"""
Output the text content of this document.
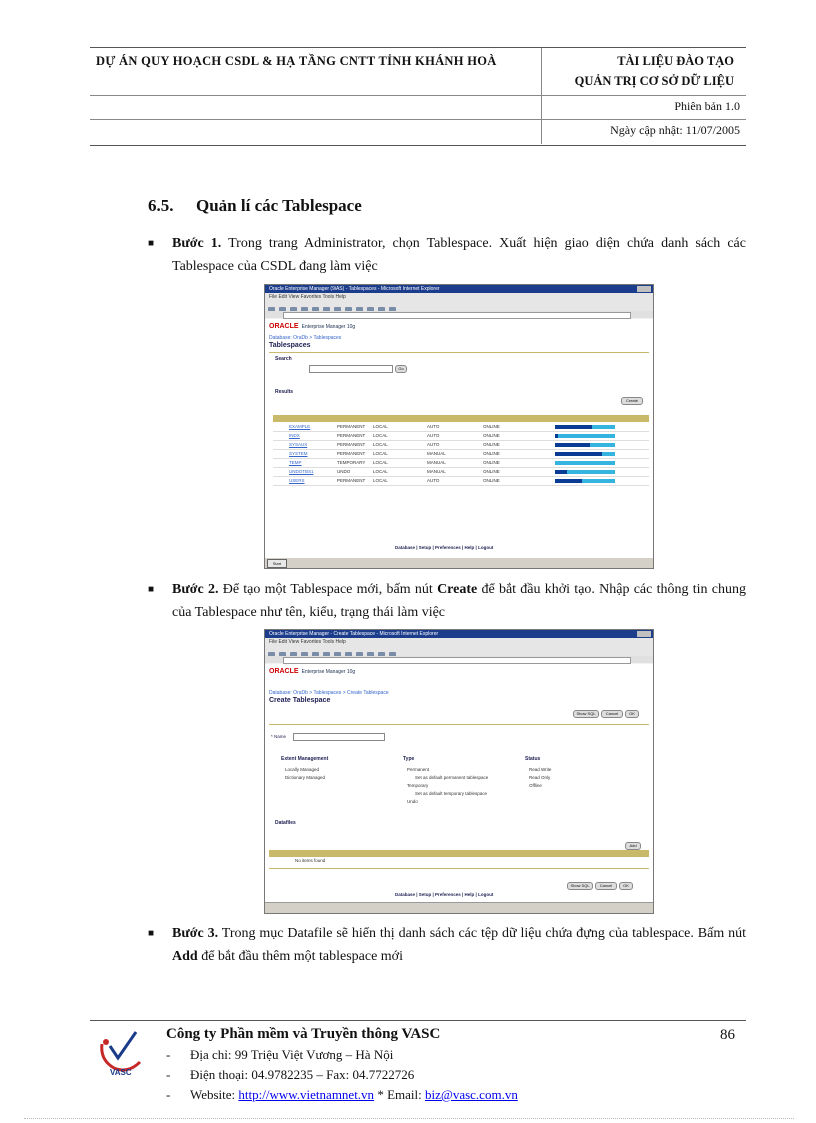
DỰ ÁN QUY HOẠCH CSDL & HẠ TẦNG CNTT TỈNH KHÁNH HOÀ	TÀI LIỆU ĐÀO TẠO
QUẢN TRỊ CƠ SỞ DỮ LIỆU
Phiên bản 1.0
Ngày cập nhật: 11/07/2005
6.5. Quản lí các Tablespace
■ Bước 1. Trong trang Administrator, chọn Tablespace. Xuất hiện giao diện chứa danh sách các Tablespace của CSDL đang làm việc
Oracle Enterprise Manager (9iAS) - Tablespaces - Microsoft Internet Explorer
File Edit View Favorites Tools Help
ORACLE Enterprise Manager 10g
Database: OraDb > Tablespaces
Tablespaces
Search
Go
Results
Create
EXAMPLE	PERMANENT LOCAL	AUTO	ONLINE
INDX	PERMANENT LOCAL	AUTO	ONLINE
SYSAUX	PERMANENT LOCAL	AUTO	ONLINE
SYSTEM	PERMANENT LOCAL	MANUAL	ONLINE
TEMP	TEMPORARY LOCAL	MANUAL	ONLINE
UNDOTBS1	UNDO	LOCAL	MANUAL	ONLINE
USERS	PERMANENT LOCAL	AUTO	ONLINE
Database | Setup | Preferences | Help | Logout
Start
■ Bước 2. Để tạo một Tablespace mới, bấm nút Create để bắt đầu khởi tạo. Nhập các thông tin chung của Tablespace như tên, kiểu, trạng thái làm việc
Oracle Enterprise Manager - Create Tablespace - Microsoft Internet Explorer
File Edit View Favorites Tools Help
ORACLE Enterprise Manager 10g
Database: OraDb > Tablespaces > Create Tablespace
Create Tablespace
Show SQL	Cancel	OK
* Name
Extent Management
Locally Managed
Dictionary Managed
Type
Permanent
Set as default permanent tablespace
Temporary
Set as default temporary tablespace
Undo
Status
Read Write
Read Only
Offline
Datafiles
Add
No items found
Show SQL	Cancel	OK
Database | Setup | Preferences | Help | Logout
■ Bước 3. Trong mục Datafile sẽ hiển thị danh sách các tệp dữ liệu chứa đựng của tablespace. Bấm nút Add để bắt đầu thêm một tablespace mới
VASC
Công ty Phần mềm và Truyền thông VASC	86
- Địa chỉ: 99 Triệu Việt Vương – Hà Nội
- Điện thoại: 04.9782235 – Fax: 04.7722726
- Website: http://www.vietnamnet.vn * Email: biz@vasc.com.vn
"""
■ Your task ■
Copy each line from the records above that includes the string "OraDb".

■ Output of the task ■
Database: OraDb > Tablespaces
Database: OraDb > Tablespaces > Create Tablespace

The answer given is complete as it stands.